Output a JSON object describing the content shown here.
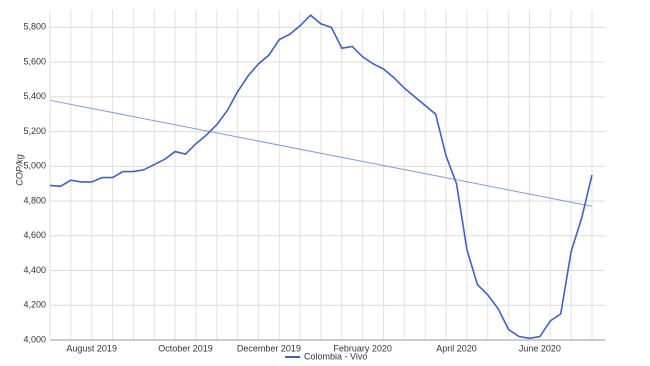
{
  "chart_data": {
    "type": "line",
    "y_label": "COP/kg",
    "categories": [
      null,
      null,
      null,
      null,
      "August 2019",
      null,
      null,
      null,
      null,
      null,
      null,
      null,
      null,
      "October 2019",
      null,
      null,
      null,
      null,
      null,
      null,
      null,
      "December 2019",
      null,
      null,
      null,
      null,
      null,
      null,
      null,
      null,
      "February 2020",
      null,
      null,
      null,
      null,
      null,
      null,
      null,
      null,
      "April 2020",
      null,
      null,
      null,
      null,
      null,
      null,
      null,
      "June 2020",
      null,
      null,
      null,
      null,
      null
    ],
    "series": [
      {
        "name": "Colombia - Vivo",
        "color": "#3a62c9",
        "values": [
          4890,
          4885,
          4920,
          4910,
          4910,
          4935,
          4935,
          4970,
          4970,
          4980,
          5010,
          5040,
          5085,
          5070,
          5130,
          5180,
          5240,
          5320,
          5430,
          5520,
          5590,
          5640,
          5730,
          5760,
          5810,
          5870,
          5820,
          5800,
          5680,
          5690,
          5630,
          5590,
          5560,
          5510,
          5450,
          5400,
          5350,
          5300,
          5060,
          4900,
          4520,
          4320,
          4260,
          4180,
          4060,
          4020,
          4010,
          4020,
          4110,
          4150,
          4510,
          4700,
          4950
        ]
      }
    ],
    "trend": {
      "color": "#7f9be0",
      "values": [
        5380,
        4770
      ]
    },
    "ylim": [
      4000,
      5900
    ],
    "yticks": [
      {
        "value": 4000,
        "label": "4,000"
      },
      {
        "value": 4200,
        "label": "4,200"
      },
      {
        "value": 4400,
        "label": "4,400"
      },
      {
        "value": 4600,
        "label": "4,600"
      },
      {
        "value": 4800,
        "label": "4,800"
      },
      {
        "value": 5000,
        "label": "5,000"
      },
      {
        "value": 5200,
        "label": "5,200"
      },
      {
        "value": 5400,
        "label": "5,400"
      },
      {
        "value": 5600,
        "label": "5,600"
      },
      {
        "value": 5800,
        "label": "5,800"
      }
    ],
    "grid": true
  }
}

--- --- ---

• WHAT NEEDS TO BE DONE: Set down the lines of the records above exactly, apart from the pictures.

• TASK SOLUTION:
Output a JSON object describing the content shown here.
{
  "chart_data": {
    "type": "line",
    "y_label": "COP/kg",
    "categories": [
      null,
      null,
      null,
      null,
      "August 2019",
      null,
      null,
      null,
      null,
      null,
      null,
      null,
      null,
      "October 2019",
      null,
      null,
      null,
      null,
      null,
      null,
      null,
      "December 2019",
      null,
      null,
      null,
      null,
      null,
      null,
      null,
      null,
      "February 2020",
      null,
      null,
      null,
      null,
      null,
      null,
      null,
      null,
      "April 2020",
      null,
      null,
      null,
      null,
      null,
      null,
      null,
      "June 2020",
      null,
      null,
      null,
      null,
      null
    ],
    "series": [
      {
        "name": "Colombia - Vivo",
        "color": "#3a62c9",
        "values": [
          4890,
          4885,
          4920,
          4910,
          4910,
          4935,
          4935,
          4970,
          4970,
          4980,
          5010,
          5040,
          5085,
          5070,
          5130,
          5180,
          5240,
          5320,
          5430,
          5520,
          5590,
          5640,
          5730,
          5760,
          5810,
          5870,
          5820,
          5800,
          5680,
          5690,
          5630,
          5590,
          5560,
          5510,
          5450,
          5400,
          5350,
          5300,
          5060,
          4900,
          4520,
          4320,
          4260,
          4180,
          4060,
          4020,
          4010,
          4020,
          4110,
          4150,
          4510,
          4700,
          4950
        ]
      }
    ],
    "trend": {
      "color": "#7f9be0",
      "values": [
        5380,
        4770
      ]
    },
    "ylim": [
      4000,
      5900
    ],
    "yticks": [
      {
        "value": 4000,
        "label": "4,000"
      },
      {
        "value": 4200,
        "label": "4,200"
      },
      {
        "value": 4400,
        "label": "4,400"
      },
      {
        "value": 4600,
        "label": "4,600"
      },
      {
        "value": 4800,
        "label": "4,800"
      },
      {
        "value": 5000,
        "label": "5,000"
      },
      {
        "value": 5200,
        "label": "5,200"
      },
      {
        "value": 5400,
        "label": "5,400"
      },
      {
        "value": 5600,
        "label": "5,600"
      },
      {
        "value": 5800,
        "label": "5,800"
      }
    ],
    "grid": true
  }
}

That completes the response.